■ WHAT THE TASK ASKS: Give only the count of lines containing "Leitung".

-- Begin GIVEN DATA --

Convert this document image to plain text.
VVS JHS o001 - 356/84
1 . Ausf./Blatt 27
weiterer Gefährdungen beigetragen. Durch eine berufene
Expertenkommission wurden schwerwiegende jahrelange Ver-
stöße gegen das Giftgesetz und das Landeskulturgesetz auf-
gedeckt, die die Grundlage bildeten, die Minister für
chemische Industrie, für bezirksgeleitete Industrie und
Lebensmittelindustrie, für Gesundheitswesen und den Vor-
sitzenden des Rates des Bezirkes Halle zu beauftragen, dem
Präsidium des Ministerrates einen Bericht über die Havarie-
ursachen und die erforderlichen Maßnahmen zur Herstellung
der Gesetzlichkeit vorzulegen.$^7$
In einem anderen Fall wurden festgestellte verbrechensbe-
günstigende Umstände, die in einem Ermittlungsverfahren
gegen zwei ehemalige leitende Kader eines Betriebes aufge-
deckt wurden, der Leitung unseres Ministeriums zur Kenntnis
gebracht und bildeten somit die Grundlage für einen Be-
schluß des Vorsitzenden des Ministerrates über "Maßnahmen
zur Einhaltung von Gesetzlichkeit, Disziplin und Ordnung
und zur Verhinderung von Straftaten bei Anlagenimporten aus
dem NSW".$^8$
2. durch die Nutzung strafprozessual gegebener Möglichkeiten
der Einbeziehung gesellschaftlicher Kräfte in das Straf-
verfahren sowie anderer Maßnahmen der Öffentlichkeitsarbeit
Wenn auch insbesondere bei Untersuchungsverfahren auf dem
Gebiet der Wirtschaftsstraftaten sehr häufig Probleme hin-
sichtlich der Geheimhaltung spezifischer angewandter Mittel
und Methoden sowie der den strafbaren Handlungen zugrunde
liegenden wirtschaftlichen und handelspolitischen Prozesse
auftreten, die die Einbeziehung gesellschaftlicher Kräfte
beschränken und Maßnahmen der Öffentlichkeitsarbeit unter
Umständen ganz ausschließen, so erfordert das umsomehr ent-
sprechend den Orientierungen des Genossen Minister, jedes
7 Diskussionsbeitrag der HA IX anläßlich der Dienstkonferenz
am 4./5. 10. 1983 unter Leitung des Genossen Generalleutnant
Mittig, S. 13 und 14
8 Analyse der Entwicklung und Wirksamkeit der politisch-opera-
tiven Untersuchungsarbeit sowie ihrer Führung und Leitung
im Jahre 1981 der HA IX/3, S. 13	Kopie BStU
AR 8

-- End GIVEN DATA --
-- Begin GIVEN DATA --

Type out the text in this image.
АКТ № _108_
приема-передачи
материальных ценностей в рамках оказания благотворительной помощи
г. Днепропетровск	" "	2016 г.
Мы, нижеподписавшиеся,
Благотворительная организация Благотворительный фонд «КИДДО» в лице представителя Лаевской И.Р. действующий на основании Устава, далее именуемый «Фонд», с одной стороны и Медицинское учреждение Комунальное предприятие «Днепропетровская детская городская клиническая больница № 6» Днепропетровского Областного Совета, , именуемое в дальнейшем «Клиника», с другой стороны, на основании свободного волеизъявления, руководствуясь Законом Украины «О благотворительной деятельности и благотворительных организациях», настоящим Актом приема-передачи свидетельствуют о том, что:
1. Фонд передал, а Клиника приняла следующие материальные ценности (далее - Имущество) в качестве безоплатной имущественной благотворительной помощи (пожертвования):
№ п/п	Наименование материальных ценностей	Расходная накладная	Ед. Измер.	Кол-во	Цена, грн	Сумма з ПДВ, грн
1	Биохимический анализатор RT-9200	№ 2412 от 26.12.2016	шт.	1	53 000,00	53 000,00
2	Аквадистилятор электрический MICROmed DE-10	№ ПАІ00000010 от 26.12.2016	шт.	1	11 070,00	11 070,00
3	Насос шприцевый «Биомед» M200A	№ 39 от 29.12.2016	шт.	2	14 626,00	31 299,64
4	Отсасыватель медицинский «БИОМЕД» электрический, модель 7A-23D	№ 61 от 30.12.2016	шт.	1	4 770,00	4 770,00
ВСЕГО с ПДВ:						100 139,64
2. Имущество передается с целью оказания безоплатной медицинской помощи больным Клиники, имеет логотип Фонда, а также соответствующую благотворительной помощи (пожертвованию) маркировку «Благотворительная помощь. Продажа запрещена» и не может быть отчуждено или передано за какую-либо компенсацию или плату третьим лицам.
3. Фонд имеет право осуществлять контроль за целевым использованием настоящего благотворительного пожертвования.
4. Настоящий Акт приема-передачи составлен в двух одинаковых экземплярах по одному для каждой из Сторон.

-- End GIVEN DATA --

■ OUTPUT FOR THIS TASK: 3